▶ WRITTEN EXERCISE: Reproduce each of the following items line for line, with no changes.

*-*-*

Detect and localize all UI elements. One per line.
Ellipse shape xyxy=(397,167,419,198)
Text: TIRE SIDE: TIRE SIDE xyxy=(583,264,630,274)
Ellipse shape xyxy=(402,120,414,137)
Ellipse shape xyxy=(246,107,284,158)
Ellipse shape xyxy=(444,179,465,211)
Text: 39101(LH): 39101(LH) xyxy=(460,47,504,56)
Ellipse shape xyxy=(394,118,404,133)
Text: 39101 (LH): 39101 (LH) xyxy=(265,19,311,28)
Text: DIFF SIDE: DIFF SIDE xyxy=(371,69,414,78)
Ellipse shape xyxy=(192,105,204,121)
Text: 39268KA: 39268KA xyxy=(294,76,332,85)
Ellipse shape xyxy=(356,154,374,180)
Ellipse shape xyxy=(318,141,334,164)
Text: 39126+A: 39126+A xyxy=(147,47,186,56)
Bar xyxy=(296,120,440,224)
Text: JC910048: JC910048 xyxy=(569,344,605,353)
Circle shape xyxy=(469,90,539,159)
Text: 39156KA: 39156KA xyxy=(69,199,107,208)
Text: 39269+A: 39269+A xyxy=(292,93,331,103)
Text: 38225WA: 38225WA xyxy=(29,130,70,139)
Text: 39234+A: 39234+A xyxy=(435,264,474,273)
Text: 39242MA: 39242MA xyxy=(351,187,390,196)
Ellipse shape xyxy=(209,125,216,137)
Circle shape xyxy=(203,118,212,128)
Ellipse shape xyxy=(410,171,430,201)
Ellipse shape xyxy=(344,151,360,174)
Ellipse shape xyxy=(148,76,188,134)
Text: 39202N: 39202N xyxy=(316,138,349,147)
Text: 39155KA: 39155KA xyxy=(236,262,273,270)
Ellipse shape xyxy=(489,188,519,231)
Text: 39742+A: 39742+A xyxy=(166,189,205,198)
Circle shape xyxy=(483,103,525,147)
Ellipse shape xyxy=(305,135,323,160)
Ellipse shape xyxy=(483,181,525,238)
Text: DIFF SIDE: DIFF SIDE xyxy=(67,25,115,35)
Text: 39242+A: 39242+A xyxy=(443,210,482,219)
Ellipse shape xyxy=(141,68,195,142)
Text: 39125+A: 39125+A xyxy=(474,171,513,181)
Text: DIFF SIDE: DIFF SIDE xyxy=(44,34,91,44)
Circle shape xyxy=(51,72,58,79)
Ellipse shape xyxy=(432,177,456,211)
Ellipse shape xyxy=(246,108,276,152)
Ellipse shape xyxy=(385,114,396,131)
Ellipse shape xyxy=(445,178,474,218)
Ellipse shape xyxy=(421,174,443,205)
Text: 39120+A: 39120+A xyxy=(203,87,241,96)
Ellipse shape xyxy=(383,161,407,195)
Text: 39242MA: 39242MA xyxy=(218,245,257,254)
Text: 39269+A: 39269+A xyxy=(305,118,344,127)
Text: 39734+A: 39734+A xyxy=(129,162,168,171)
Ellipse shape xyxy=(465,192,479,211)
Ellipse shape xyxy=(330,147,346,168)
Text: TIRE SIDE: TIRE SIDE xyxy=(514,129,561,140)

*-*-*

▶ RESULT:
Detect and localize all UI elements. One per line.
Ellipse shape xyxy=(397,167,419,198)
Text: TIRE SIDE: TIRE SIDE xyxy=(583,264,630,274)
Ellipse shape xyxy=(402,120,414,137)
Ellipse shape xyxy=(246,107,284,158)
Ellipse shape xyxy=(444,179,465,211)
Text: 39101(LH): 39101(LH) xyxy=(460,47,504,56)
Ellipse shape xyxy=(394,118,404,133)
Text: 39101 (LH): 39101 (LH) xyxy=(265,19,311,28)
Text: DIFF SIDE: DIFF SIDE xyxy=(371,69,414,78)
Ellipse shape xyxy=(192,105,204,121)
Text: 39268KA: 39268KA xyxy=(294,76,332,85)
Ellipse shape xyxy=(356,154,374,180)
Ellipse shape xyxy=(318,141,334,164)
Text: 39126+A: 39126+A xyxy=(147,47,186,56)
Bar xyxy=(296,120,440,224)
Text: JC910048: JC910048 xyxy=(569,344,605,353)
Circle shape xyxy=(469,90,539,159)
Text: 39156KA: 39156KA xyxy=(69,199,107,208)
Text: 39269+A: 39269+A xyxy=(292,93,331,103)
Text: 38225WA: 38225WA xyxy=(29,130,70,139)
Text: 39234+A: 39234+A xyxy=(435,264,474,273)
Text: 39242MA: 39242MA xyxy=(351,187,390,196)
Ellipse shape xyxy=(209,125,216,137)
Circle shape xyxy=(203,118,212,128)
Ellipse shape xyxy=(410,171,430,201)
Ellipse shape xyxy=(344,151,360,174)
Ellipse shape xyxy=(148,76,188,134)
Text: 39202N: 39202N xyxy=(316,138,349,147)
Text: 39155KA: 39155KA xyxy=(236,262,273,270)
Ellipse shape xyxy=(489,188,519,231)
Text: 39742+A: 39742+A xyxy=(166,189,205,198)
Circle shape xyxy=(483,103,525,147)
Ellipse shape xyxy=(305,135,323,160)
Ellipse shape xyxy=(483,181,525,238)
Text: DIFF SIDE: DIFF SIDE xyxy=(67,25,115,35)
Text: 39242+A: 39242+A xyxy=(443,210,482,219)
Ellipse shape xyxy=(141,68,195,142)
Text: 39125+A: 39125+A xyxy=(474,171,513,181)
Text: DIFF SIDE: DIFF SIDE xyxy=(44,34,91,44)
Circle shape xyxy=(51,72,58,79)
Ellipse shape xyxy=(432,177,456,211)
Ellipse shape xyxy=(246,108,276,152)
Ellipse shape xyxy=(385,114,396,131)
Ellipse shape xyxy=(445,178,474,218)
Ellipse shape xyxy=(421,174,443,205)
Text: 39120+A: 39120+A xyxy=(203,87,241,96)
Ellipse shape xyxy=(383,161,407,195)
Text: 39242MA: 39242MA xyxy=(218,245,257,254)
Text: 39269+A: 39269+A xyxy=(305,118,344,127)
Text: 39734+A: 39734+A xyxy=(129,162,168,171)
Ellipse shape xyxy=(465,192,479,211)
Ellipse shape xyxy=(330,147,346,168)
Text: TIRE SIDE: TIRE SIDE xyxy=(514,129,561,140)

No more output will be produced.